## begin Source records

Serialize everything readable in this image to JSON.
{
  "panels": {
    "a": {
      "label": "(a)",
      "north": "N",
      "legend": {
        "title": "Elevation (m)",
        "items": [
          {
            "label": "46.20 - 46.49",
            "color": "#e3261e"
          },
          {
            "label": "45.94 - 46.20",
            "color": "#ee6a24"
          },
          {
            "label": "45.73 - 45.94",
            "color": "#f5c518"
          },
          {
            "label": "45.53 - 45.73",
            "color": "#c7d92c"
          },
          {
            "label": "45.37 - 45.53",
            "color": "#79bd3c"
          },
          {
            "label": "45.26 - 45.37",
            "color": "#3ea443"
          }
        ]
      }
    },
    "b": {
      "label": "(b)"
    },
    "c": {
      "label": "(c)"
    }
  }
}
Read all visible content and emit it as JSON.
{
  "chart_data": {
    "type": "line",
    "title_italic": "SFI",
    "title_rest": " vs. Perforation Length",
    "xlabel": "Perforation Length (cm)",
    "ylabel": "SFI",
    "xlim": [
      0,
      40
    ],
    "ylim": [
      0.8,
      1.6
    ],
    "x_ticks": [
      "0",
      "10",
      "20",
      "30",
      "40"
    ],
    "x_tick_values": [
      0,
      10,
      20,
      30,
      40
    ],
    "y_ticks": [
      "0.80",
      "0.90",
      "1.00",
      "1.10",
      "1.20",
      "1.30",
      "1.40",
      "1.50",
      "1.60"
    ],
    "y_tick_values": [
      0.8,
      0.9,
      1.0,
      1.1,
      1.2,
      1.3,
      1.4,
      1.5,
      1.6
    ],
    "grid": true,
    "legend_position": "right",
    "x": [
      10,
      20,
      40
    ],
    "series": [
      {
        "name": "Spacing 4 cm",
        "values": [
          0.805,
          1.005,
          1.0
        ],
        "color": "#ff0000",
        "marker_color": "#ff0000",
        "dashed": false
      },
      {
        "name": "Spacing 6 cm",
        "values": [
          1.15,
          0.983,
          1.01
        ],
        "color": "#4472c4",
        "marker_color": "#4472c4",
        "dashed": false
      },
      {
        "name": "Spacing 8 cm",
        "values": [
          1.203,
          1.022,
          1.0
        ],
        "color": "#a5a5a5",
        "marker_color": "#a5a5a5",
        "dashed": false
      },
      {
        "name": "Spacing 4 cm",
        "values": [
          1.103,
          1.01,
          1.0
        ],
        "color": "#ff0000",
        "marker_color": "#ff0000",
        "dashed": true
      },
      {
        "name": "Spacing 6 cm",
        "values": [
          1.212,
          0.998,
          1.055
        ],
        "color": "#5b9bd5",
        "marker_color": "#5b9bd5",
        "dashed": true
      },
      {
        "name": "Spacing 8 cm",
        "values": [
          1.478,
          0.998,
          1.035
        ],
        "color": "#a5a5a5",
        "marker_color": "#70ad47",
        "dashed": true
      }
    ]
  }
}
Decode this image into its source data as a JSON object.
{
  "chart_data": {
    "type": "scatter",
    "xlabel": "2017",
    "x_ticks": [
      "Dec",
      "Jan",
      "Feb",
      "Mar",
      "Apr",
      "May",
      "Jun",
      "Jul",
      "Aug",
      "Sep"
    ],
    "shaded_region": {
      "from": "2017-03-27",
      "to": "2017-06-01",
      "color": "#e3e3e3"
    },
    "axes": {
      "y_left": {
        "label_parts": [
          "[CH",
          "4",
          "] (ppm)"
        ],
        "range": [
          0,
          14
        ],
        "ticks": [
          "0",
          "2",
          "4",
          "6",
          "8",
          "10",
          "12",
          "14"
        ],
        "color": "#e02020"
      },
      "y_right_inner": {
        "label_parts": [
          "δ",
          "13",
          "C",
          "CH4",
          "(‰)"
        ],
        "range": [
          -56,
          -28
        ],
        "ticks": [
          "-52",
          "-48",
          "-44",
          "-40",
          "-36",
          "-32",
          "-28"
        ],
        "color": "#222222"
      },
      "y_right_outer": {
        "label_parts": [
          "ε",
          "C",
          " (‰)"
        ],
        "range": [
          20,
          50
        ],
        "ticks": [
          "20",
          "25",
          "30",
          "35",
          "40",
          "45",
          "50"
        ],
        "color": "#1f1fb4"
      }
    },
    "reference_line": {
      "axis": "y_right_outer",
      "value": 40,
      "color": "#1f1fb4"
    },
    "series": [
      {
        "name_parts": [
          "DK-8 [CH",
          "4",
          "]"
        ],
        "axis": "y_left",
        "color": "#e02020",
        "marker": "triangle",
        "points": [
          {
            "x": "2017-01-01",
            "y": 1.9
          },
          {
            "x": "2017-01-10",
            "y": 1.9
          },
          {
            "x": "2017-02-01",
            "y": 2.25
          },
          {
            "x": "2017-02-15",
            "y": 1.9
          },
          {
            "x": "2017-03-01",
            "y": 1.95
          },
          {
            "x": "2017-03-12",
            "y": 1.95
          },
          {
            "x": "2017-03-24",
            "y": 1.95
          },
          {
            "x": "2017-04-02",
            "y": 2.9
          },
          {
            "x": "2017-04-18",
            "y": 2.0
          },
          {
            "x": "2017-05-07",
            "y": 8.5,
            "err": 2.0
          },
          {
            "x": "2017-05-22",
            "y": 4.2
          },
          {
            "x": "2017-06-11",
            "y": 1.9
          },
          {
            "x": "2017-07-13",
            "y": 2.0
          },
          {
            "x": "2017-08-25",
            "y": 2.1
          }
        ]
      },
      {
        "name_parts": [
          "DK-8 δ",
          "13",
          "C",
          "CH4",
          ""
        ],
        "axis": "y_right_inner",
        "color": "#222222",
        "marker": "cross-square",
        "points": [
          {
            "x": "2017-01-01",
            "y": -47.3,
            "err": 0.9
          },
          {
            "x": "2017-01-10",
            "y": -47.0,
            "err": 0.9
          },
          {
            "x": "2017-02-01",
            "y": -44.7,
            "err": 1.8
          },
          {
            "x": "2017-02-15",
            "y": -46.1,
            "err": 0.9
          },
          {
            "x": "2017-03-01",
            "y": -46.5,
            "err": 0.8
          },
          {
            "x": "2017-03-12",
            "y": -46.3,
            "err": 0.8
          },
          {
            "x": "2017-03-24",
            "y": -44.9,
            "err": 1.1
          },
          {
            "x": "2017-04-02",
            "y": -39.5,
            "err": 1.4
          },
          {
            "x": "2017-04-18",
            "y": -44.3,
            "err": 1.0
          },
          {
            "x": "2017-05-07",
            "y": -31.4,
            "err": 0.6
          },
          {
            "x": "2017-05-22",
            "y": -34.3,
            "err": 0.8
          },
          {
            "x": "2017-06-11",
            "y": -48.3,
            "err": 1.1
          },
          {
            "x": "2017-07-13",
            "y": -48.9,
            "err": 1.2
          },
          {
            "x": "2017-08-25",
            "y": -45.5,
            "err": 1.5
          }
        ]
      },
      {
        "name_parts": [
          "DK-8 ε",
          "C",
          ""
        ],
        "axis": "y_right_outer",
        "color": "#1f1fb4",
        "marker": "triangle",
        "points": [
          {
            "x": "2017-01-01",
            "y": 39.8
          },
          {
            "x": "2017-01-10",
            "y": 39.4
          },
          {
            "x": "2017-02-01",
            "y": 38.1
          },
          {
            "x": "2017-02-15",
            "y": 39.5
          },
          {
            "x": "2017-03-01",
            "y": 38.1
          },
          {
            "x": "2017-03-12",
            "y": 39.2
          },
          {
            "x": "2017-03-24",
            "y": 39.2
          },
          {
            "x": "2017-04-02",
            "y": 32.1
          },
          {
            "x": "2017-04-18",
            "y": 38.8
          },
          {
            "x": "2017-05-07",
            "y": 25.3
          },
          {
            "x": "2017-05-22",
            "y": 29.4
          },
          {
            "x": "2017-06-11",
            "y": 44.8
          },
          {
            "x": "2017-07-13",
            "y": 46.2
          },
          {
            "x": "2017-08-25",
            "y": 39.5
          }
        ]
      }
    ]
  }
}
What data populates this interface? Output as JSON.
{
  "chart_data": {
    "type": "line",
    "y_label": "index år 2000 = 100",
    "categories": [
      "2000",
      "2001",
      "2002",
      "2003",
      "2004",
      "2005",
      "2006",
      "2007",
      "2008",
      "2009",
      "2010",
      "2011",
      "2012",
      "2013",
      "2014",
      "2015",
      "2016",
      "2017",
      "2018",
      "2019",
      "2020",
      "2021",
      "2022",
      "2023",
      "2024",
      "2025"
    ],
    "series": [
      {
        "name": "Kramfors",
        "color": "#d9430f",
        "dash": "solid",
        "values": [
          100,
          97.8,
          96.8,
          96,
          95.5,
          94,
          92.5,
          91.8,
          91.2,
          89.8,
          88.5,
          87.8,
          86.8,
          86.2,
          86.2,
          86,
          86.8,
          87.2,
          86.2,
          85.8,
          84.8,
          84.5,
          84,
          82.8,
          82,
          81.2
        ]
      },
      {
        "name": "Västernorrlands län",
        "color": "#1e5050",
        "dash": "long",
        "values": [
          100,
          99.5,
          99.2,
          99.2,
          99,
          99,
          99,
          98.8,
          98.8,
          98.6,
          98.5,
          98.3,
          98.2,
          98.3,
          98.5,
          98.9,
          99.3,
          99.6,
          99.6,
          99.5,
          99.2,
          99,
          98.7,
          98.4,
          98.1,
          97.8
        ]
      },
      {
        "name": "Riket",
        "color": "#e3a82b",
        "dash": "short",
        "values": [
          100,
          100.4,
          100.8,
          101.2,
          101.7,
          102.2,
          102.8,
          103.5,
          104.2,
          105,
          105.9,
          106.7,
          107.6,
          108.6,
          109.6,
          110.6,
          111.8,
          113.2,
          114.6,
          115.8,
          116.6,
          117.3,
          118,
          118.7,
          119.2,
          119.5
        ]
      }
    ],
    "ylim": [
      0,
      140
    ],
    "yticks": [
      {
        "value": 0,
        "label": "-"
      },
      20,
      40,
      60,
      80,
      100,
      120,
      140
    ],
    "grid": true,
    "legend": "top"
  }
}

## end Source records

What the task requires – Note every line above where the string "image" shows up, and copy those lines.

Exercise response –
Serialize everything readable in this image to JSON.
Decode this image into its source data as a JSON object.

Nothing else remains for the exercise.